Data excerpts
+ + + + +
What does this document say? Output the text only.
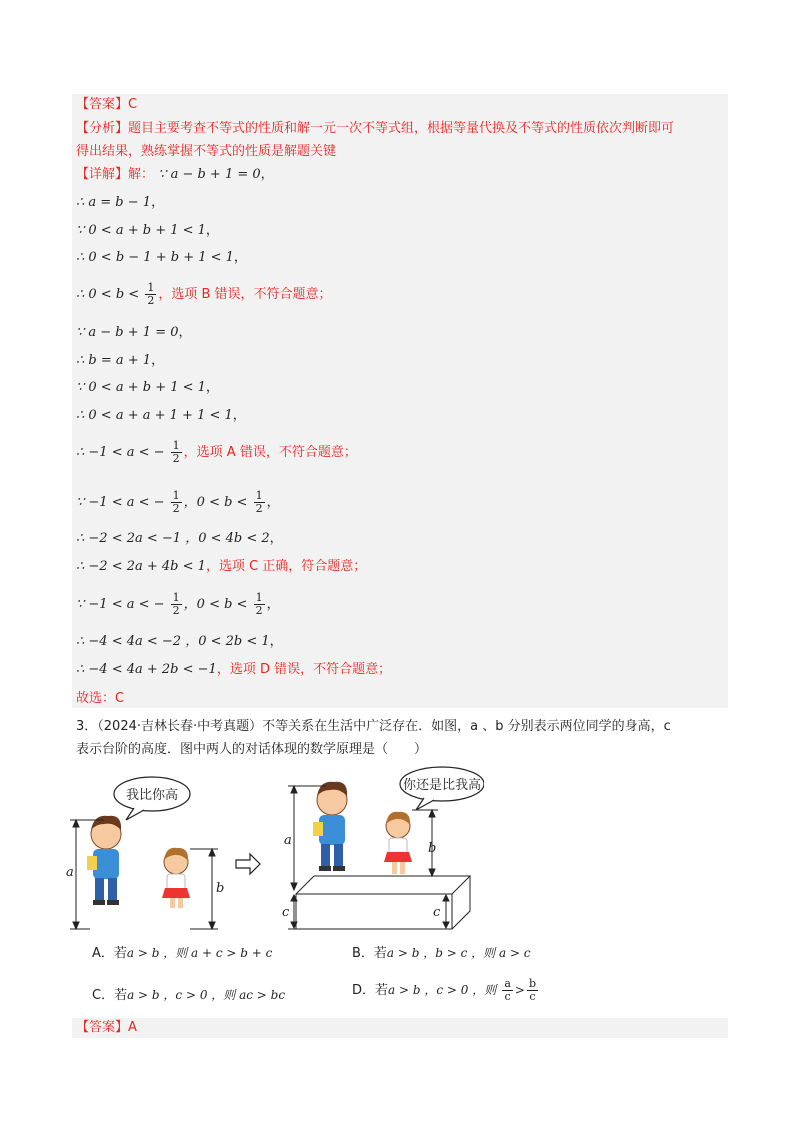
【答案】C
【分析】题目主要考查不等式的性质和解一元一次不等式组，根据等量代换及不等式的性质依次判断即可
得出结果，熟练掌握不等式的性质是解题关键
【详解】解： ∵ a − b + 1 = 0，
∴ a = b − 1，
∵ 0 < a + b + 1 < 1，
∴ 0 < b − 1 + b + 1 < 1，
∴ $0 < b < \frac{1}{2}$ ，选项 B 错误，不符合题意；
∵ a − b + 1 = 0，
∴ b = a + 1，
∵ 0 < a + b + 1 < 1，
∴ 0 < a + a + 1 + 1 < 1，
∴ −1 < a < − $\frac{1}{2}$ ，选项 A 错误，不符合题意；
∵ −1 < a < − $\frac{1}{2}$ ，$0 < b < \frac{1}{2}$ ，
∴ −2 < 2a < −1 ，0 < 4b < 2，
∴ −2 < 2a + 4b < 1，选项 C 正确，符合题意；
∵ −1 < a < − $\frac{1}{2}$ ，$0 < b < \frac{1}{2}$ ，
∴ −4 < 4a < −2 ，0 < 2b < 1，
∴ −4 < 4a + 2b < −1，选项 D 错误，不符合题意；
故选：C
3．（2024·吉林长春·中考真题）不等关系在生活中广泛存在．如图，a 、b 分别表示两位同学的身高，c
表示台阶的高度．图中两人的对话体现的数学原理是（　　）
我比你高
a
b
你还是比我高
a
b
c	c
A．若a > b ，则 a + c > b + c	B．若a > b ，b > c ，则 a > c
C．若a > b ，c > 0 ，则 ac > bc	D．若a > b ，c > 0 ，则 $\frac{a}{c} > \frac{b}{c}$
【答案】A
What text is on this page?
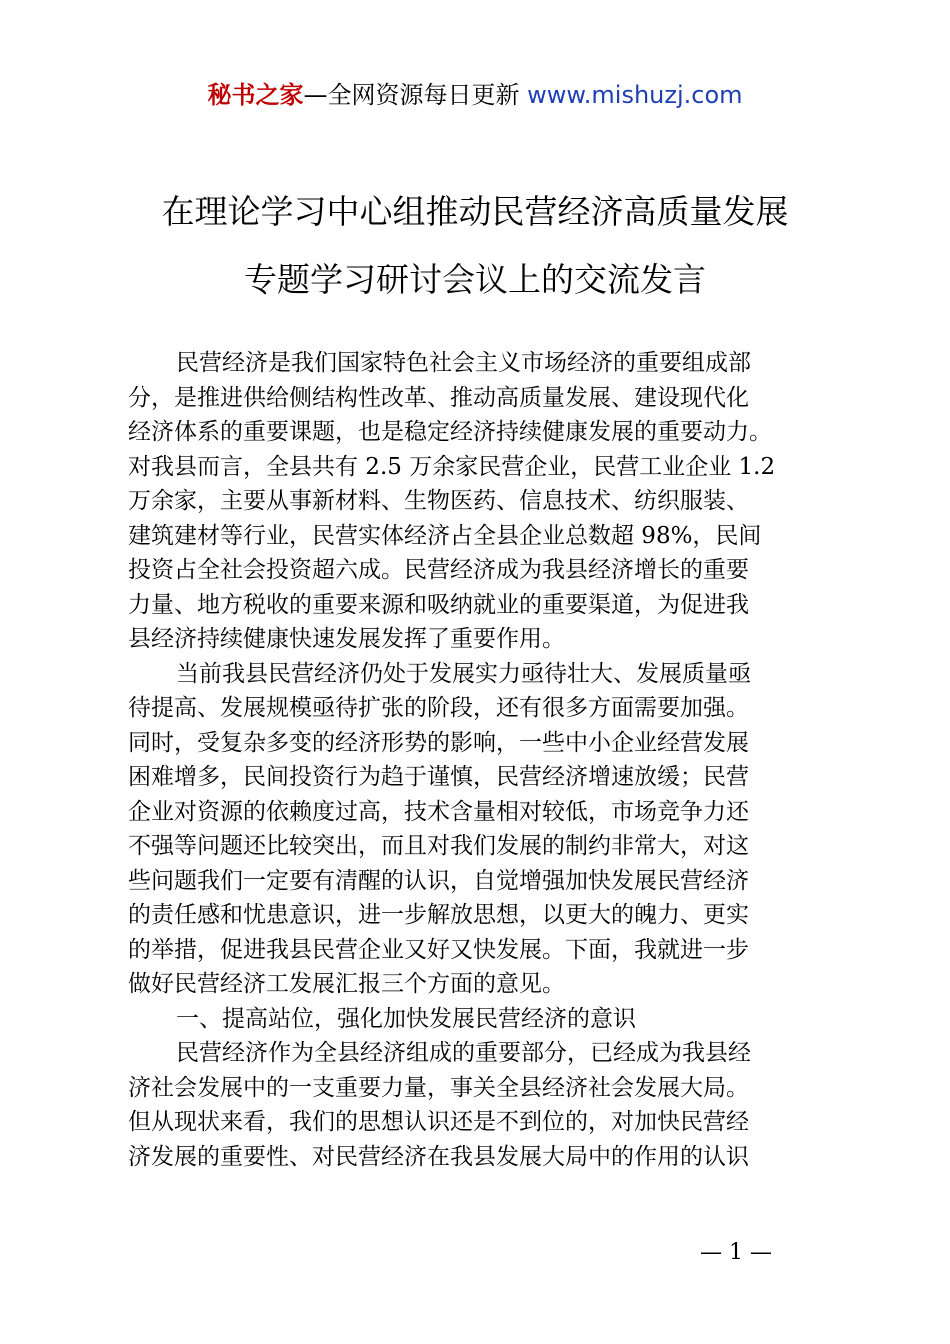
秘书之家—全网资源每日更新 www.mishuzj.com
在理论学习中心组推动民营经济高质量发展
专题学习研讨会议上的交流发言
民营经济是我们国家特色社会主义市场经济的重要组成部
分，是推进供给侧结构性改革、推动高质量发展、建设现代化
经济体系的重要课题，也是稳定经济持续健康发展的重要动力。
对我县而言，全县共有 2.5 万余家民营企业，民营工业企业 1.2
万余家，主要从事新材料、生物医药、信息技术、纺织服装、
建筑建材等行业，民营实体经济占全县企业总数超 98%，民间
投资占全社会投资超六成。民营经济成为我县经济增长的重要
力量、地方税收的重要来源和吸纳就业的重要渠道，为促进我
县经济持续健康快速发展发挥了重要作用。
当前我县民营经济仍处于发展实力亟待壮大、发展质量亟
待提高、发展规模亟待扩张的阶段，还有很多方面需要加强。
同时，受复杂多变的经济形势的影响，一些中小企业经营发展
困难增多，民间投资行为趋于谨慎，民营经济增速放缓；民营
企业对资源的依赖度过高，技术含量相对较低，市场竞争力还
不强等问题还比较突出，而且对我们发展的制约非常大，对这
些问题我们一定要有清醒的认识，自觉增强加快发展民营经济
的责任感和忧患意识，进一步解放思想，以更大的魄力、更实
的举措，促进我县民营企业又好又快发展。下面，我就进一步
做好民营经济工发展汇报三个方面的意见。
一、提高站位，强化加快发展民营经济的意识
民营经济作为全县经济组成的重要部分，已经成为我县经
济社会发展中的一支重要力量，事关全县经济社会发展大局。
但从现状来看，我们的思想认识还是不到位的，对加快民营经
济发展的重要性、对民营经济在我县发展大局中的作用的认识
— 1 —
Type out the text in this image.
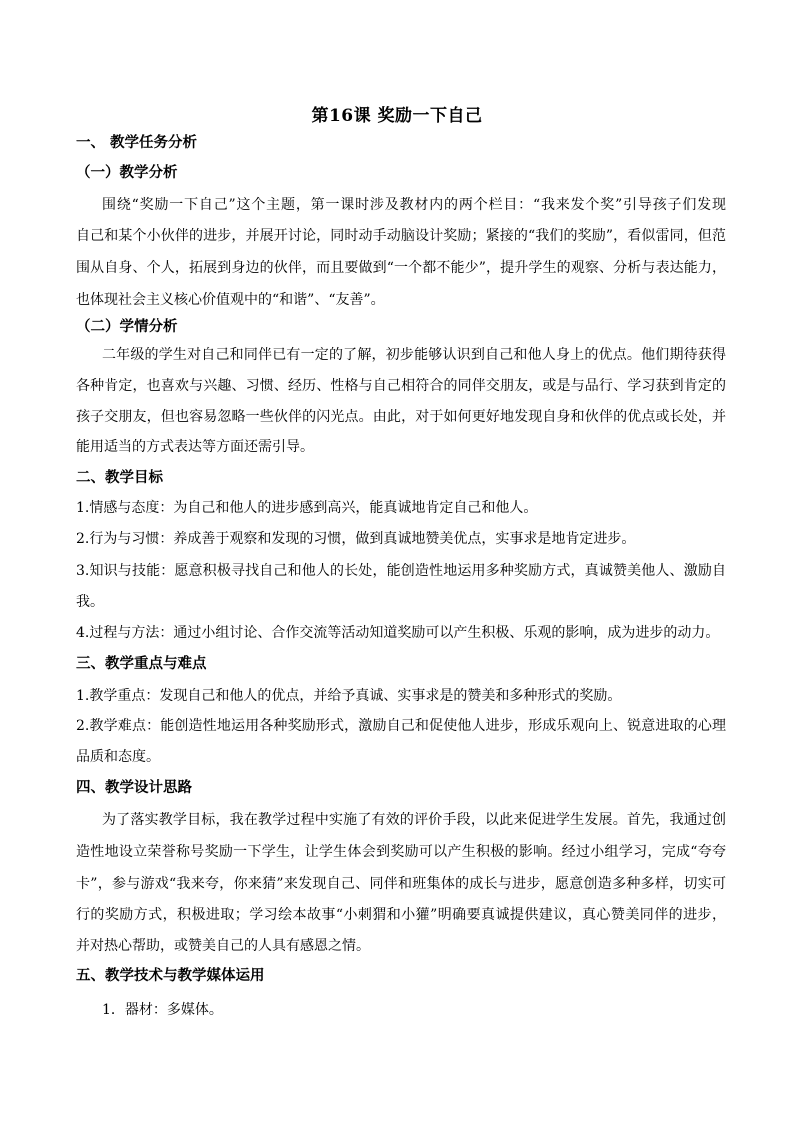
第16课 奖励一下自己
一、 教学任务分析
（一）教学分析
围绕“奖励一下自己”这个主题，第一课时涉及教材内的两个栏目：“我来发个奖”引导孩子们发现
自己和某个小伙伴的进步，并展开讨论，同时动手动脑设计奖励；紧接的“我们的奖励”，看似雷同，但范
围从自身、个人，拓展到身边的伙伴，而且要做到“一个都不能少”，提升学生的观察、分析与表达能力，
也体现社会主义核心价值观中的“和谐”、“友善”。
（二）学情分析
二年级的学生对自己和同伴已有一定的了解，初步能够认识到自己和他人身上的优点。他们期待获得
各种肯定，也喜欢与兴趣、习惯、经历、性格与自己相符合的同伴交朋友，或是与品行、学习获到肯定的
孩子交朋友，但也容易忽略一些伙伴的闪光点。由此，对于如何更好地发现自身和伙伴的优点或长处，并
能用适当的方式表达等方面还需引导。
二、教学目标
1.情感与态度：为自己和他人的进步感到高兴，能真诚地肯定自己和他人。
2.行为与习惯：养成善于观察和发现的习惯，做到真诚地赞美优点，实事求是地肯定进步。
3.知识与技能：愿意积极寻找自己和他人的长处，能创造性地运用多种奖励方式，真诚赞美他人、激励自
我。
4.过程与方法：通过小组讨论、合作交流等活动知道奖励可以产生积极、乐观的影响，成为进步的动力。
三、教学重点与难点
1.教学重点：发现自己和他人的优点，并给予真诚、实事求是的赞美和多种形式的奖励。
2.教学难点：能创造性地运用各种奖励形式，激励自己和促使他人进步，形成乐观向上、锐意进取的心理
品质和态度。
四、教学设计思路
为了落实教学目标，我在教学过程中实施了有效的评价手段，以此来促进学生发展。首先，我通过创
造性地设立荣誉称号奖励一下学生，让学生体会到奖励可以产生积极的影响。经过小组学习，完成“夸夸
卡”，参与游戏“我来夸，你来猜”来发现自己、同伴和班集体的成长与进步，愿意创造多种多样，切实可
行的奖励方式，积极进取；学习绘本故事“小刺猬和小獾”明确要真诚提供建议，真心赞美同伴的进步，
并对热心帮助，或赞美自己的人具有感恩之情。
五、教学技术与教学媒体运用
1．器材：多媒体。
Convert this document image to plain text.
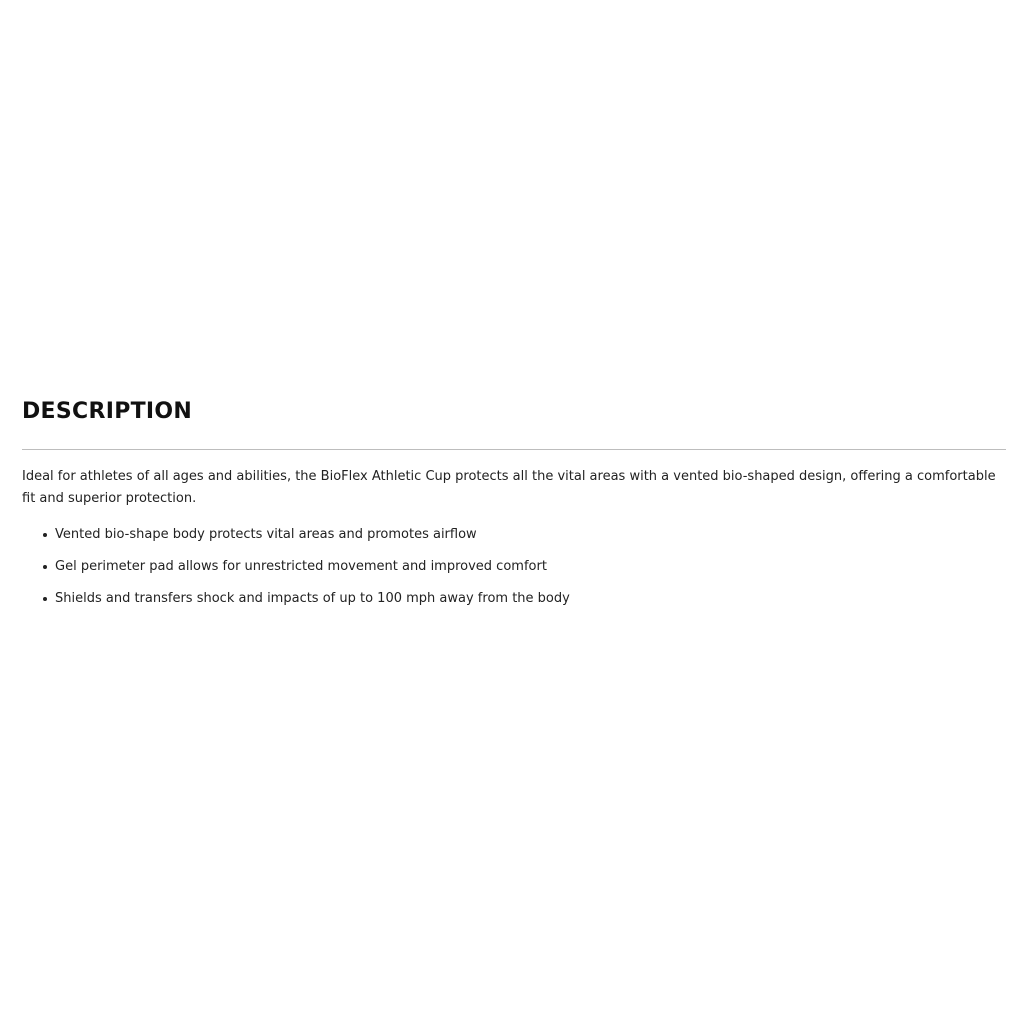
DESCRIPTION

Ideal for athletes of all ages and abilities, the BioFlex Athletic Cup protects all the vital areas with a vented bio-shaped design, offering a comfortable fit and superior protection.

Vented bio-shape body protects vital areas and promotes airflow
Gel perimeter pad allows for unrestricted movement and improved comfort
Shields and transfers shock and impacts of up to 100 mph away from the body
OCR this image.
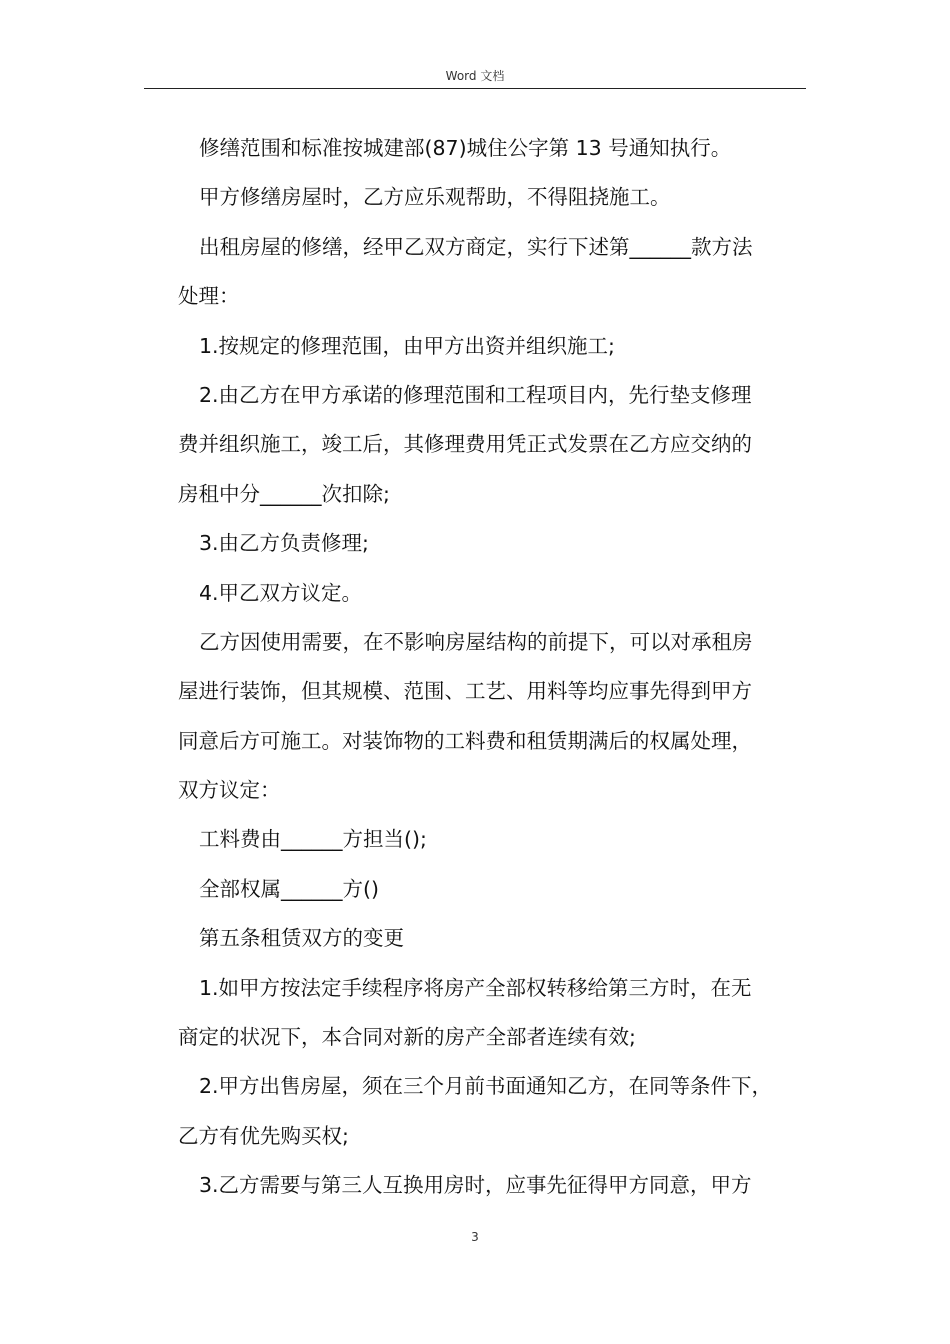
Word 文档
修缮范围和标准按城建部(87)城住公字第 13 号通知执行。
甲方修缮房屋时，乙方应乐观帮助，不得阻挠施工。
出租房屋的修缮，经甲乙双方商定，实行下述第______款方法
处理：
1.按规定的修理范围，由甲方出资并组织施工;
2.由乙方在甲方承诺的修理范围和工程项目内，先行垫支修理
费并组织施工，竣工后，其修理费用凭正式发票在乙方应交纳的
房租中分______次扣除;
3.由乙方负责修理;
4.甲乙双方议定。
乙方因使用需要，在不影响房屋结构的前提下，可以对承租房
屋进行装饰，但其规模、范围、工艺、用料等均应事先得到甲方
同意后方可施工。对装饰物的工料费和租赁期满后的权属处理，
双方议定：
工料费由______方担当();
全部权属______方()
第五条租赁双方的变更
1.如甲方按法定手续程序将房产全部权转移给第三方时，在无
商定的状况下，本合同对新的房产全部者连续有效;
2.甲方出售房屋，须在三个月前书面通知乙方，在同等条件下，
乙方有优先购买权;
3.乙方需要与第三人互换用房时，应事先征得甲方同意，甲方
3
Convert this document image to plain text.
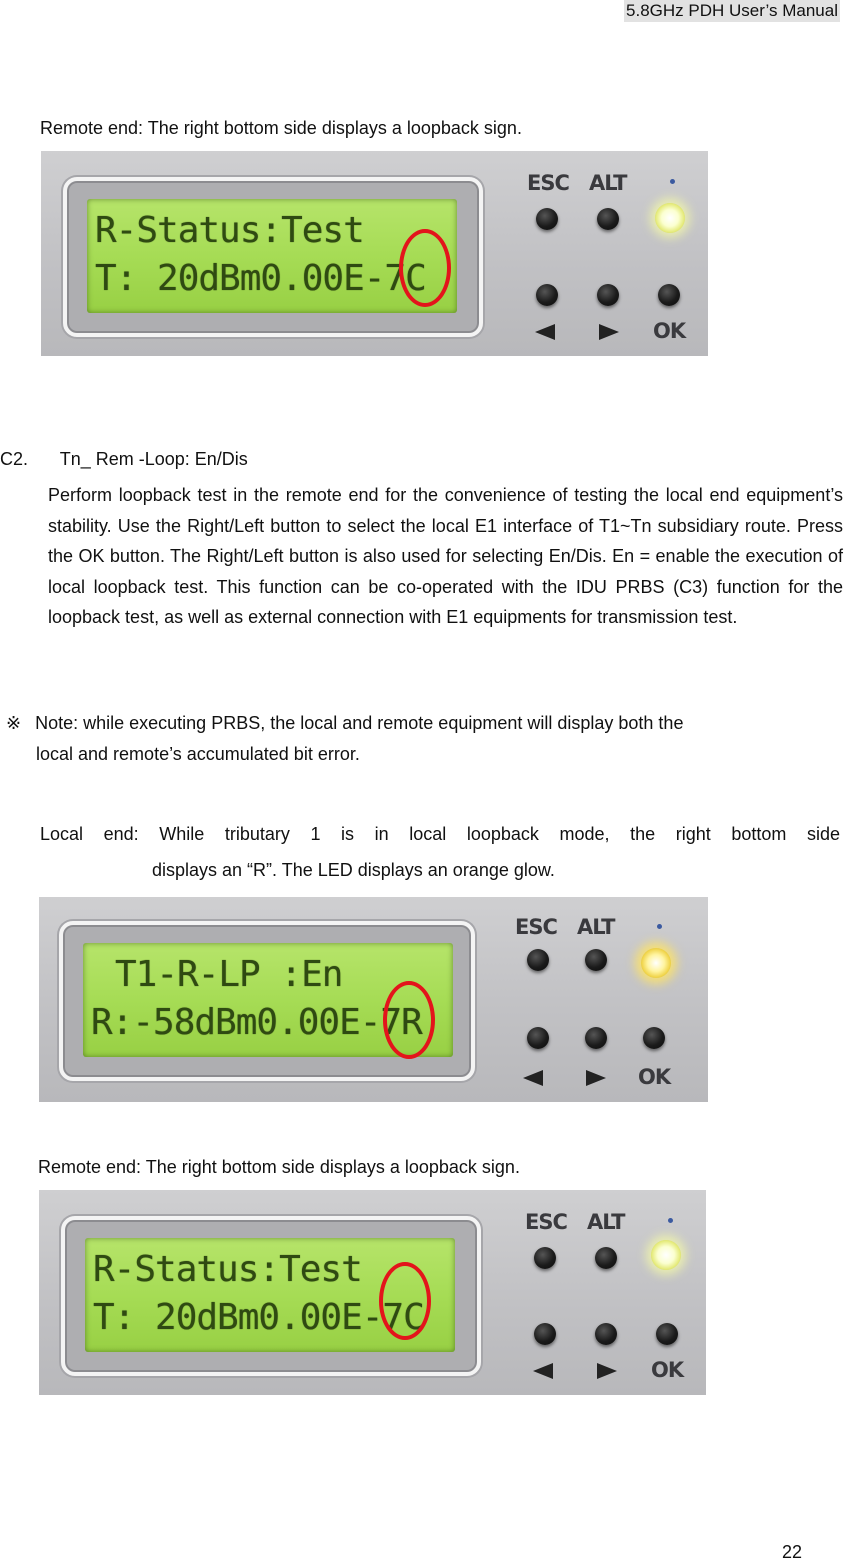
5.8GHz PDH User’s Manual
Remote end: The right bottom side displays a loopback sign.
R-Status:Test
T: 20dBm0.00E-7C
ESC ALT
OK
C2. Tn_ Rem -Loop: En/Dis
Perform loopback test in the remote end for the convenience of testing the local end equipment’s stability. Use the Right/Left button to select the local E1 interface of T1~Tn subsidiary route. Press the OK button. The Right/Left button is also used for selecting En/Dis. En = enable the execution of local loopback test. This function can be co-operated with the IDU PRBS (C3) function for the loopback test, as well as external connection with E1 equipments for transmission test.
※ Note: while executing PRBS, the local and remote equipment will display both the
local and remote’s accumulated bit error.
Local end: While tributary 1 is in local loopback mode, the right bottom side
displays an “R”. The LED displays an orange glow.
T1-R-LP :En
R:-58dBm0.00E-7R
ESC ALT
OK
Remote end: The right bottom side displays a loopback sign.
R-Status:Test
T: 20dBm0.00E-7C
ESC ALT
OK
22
+ + + + +
> PROBLEM
Only what runs from the line containing "OCR this image." through the end of the entries above should be extracted, exactly and without pictures.

> CORRECT RESULT
OCR this image.
Word 文档
修缮范围和标准按城建部(87)城住公字第 13 号通知执行。
甲方修缮房屋时，乙方应乐观帮助，不得阻挠施工。
出租房屋的修缮，经甲乙双方商定，实行下述第______款方法
处理：
1.按规定的修理范围，由甲方出资并组织施工;
2.由乙方在甲方承诺的修理范围和工程项目内，先行垫支修理
费并组织施工，竣工后，其修理费用凭正式发票在乙方应交纳的
房租中分______次扣除;
3.由乙方负责修理;
4.甲乙双方议定。
乙方因使用需要，在不影响房屋结构的前提下，可以对承租房
屋进行装饰，但其规模、范围、工艺、用料等均应事先得到甲方
同意后方可施工。对装饰物的工料费和租赁期满后的权属处理，
双方议定：
工料费由______方担当();
全部权属______方()
第五条租赁双方的变更
1.如甲方按法定手续程序将房产全部权转移给第三方时，在无
商定的状况下，本合同对新的房产全部者连续有效;
2.甲方出售房屋，须在三个月前书面通知乙方，在同等条件下，
乙方有优先购买权;
3.乙方需要与第三人互换用房时，应事先征得甲方同意，甲方
3
Convert this document image to plain text.
5.8GHz PDH User’s Manual
Remote end: The right bottom side displays a loopback sign.
R-Status:Test
T: 20dBm0.00E-7C
ESC ALT
OK
C2. Tn_ Rem -Loop: En/Dis
Perform loopback test in the remote end for the convenience of testing the local end equipment’s stability. Use the Right/Left button to select the local E1 interface of T1~Tn subsidiary route. Press the OK button. The Right/Left button is also used for selecting En/Dis. En = enable the execution of local loopback test. This function can be co-operated with the IDU PRBS (C3) function for the loopback test, as well as external connection with E1 equipments for transmission test.
※ Note: while executing PRBS, the local and remote equipment will display both the
local and remote’s accumulated bit error.
Local end: While tributary 1 is in local loopback mode, the right bottom side
displays an “R”. The LED displays an orange glow.
T1-R-LP :En
R:-58dBm0.00E-7R
ESC ALT
OK
Remote end: The right bottom side displays a loopback sign.
R-Status:Test
T: 20dBm0.00E-7C
ESC ALT
OK
22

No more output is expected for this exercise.